> _Work to do_
Each entry below must be repeated word for word.

> _Record extracts_

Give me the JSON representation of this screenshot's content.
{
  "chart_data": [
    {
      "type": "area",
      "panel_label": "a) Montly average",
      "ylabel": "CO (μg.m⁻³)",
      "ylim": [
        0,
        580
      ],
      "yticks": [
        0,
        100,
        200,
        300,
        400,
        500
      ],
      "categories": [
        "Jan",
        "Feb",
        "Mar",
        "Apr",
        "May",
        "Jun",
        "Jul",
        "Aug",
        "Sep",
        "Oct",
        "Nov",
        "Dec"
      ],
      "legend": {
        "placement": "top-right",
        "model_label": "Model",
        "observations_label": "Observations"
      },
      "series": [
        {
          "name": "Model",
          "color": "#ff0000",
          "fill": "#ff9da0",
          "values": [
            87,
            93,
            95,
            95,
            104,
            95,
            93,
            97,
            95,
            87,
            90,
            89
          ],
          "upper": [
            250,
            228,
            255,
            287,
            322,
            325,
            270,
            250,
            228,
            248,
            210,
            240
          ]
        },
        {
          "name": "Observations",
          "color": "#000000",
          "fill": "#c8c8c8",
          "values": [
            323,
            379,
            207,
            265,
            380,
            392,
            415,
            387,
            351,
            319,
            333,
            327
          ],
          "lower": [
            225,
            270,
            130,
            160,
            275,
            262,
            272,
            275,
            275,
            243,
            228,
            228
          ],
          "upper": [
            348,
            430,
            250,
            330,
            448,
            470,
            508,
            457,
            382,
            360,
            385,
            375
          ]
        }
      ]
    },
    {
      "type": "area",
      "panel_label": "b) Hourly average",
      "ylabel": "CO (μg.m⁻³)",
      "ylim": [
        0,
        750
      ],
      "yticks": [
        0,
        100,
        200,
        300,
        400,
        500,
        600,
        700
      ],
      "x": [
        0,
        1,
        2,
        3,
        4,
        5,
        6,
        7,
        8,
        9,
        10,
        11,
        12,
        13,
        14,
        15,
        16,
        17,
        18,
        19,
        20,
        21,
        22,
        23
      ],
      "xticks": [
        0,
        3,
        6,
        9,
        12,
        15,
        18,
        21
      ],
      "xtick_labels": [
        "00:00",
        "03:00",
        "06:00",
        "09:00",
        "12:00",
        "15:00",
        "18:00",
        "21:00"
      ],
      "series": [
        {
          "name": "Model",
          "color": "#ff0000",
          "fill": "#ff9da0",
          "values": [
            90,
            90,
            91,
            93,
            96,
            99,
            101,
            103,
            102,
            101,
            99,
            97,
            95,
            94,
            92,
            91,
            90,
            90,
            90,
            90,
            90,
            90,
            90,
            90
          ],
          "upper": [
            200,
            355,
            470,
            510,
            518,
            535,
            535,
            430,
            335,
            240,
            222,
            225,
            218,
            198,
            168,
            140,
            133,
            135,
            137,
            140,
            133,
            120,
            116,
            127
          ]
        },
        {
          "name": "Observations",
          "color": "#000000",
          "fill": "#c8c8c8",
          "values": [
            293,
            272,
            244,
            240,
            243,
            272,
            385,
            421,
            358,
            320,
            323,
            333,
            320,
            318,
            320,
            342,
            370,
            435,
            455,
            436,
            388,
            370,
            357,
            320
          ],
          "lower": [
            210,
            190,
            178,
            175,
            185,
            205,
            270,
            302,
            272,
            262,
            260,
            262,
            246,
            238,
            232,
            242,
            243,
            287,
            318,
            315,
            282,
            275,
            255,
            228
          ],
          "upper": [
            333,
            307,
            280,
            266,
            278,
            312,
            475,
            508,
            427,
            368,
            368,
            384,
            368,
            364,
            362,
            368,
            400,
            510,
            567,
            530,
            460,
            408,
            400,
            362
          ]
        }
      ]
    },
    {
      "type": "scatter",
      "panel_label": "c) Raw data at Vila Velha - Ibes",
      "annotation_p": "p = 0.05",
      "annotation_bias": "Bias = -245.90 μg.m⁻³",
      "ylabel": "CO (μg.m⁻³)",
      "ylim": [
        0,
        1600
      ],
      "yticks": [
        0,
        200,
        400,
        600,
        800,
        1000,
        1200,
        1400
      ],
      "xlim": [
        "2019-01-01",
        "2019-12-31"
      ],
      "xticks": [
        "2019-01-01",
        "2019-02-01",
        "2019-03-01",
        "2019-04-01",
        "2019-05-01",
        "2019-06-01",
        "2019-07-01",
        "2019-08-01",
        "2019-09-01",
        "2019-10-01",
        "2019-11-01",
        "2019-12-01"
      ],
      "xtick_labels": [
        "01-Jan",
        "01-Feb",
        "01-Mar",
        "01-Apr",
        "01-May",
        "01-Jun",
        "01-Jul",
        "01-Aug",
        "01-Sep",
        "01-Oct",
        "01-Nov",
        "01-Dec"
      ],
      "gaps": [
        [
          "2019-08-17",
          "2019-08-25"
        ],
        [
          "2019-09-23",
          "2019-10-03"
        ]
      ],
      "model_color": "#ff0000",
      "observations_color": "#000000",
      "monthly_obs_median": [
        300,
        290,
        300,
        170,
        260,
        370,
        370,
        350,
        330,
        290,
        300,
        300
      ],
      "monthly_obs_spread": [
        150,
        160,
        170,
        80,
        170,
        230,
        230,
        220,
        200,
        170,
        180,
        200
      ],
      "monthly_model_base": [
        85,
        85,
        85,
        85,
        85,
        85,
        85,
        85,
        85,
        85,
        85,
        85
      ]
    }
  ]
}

> _Task answer_
Give me the JSON representation of this screenshot's content.
{
  "chart_data": [
    {
      "type": "area",
      "panel_label": "a) Montly average",
      "ylabel": "CO (μg.m⁻³)",
      "ylim": [
        0,
        580
      ],
      "yticks": [
        0,
        100,
        200,
        300,
        400,
        500
      ],
      "categories": [
        "Jan",
        "Feb",
        "Mar",
        "Apr",
        "May",
        "Jun",
        "Jul",
        "Aug",
        "Sep",
        "Oct",
        "Nov",
        "Dec"
      ],
      "legend": {
        "placement": "top-right",
        "model_label": "Model",
        "observations_label": "Observations"
      },
      "series": [
        {
          "name": "Model",
          "color": "#ff0000",
          "fill": "#ff9da0",
          "values": [
            87,
            93,
            95,
            95,
            104,
            95,
            93,
            97,
            95,
            87,
            90,
            89
          ],
          "upper": [
            250,
            228,
            255,
            287,
            322,
            325,
            270,
            250,
            228,
            248,
            210,
            240
          ]
        },
        {
          "name": "Observations",
          "color": "#000000",
          "fill": "#c8c8c8",
          "values": [
            323,
            379,
            207,
            265,
            380,
            392,
            415,
            387,
            351,
            319,
            333,
            327
          ],
          "lower": [
            225,
            270,
            130,
            160,
            275,
            262,
            272,
            275,
            275,
            243,
            228,
            228
          ],
          "upper": [
            348,
            430,
            250,
            330,
            448,
            470,
            508,
            457,
            382,
            360,
            385,
            375
          ]
        }
      ]
    },
    {
      "type": "area",
      "panel_label": "b) Hourly average",
      "ylabel": "CO (μg.m⁻³)",
      "ylim": [
        0,
        750
      ],
      "yticks": [
        0,
        100,
        200,
        300,
        400,
        500,
        600,
        700
      ],
      "x": [
        0,
        1,
        2,
        3,
        4,
        5,
        6,
        7,
        8,
        9,
        10,
        11,
        12,
        13,
        14,
        15,
        16,
        17,
        18,
        19,
        20,
        21,
        22,
        23
      ],
      "xticks": [
        0,
        3,
        6,
        9,
        12,
        15,
        18,
        21
      ],
      "xtick_labels": [
        "00:00",
        "03:00",
        "06:00",
        "09:00",
        "12:00",
        "15:00",
        "18:00",
        "21:00"
      ],
      "series": [
        {
          "name": "Model",
          "color": "#ff0000",
          "fill": "#ff9da0",
          "values": [
            90,
            90,
            91,
            93,
            96,
            99,
            101,
            103,
            102,
            101,
            99,
            97,
            95,
            94,
            92,
            91,
            90,
            90,
            90,
            90,
            90,
            90,
            90,
            90
          ],
          "upper": [
            200,
            355,
            470,
            510,
            518,
            535,
            535,
            430,
            335,
            240,
            222,
            225,
            218,
            198,
            168,
            140,
            133,
            135,
            137,
            140,
            133,
            120,
            116,
            127
          ]
        },
        {
          "name": "Observations",
          "color": "#000000",
          "fill": "#c8c8c8",
          "values": [
            293,
            272,
            244,
            240,
            243,
            272,
            385,
            421,
            358,
            320,
            323,
            333,
            320,
            318,
            320,
            342,
            370,
            435,
            455,
            436,
            388,
            370,
            357,
            320
          ],
          "lower": [
            210,
            190,
            178,
            175,
            185,
            205,
            270,
            302,
            272,
            262,
            260,
            262,
            246,
            238,
            232,
            242,
            243,
            287,
            318,
            315,
            282,
            275,
            255,
            228
          ],
          "upper": [
            333,
            307,
            280,
            266,
            278,
            312,
            475,
            508,
            427,
            368,
            368,
            384,
            368,
            364,
            362,
            368,
            400,
            510,
            567,
            530,
            460,
            408,
            400,
            362
          ]
        }
      ]
    },
    {
      "type": "scatter",
      "panel_label": "c) Raw data at Vila Velha - Ibes",
      "annotation_p": "p = 0.05",
      "annotation_bias": "Bias = -245.90 μg.m⁻³",
      "ylabel": "CO (μg.m⁻³)",
      "ylim": [
        0,
        1600
      ],
      "yticks": [
        0,
        200,
        400,
        600,
        800,
        1000,
        1200,
        1400
      ],
      "xlim": [
        "2019-01-01",
        "2019-12-31"
      ],
      "xticks": [
        "2019-01-01",
        "2019-02-01",
        "2019-03-01",
        "2019-04-01",
        "2019-05-01",
        "2019-06-01",
        "2019-07-01",
        "2019-08-01",
        "2019-09-01",
        "2019-10-01",
        "2019-11-01",
        "2019-12-01"
      ],
      "xtick_labels": [
        "01-Jan",
        "01-Feb",
        "01-Mar",
        "01-Apr",
        "01-May",
        "01-Jun",
        "01-Jul",
        "01-Aug",
        "01-Sep",
        "01-Oct",
        "01-Nov",
        "01-Dec"
      ],
      "gaps": [
        [
          "2019-08-17",
          "2019-08-25"
        ],
        [
          "2019-09-23",
          "2019-10-03"
        ]
      ],
      "model_color": "#ff0000",
      "observations_color": "#000000",
      "monthly_obs_median": [
        300,
        290,
        300,
        170,
        260,
        370,
        370,
        350,
        330,
        290,
        300,
        300
      ],
      "monthly_obs_spread": [
        150,
        160,
        170,
        80,
        170,
        230,
        230,
        220,
        200,
        170,
        180,
        200
      ],
      "monthly_model_base": [
        85,
        85,
        85,
        85,
        85,
        85,
        85,
        85,
        85,
        85,
        85,
        85
      ]
    }
  ]
}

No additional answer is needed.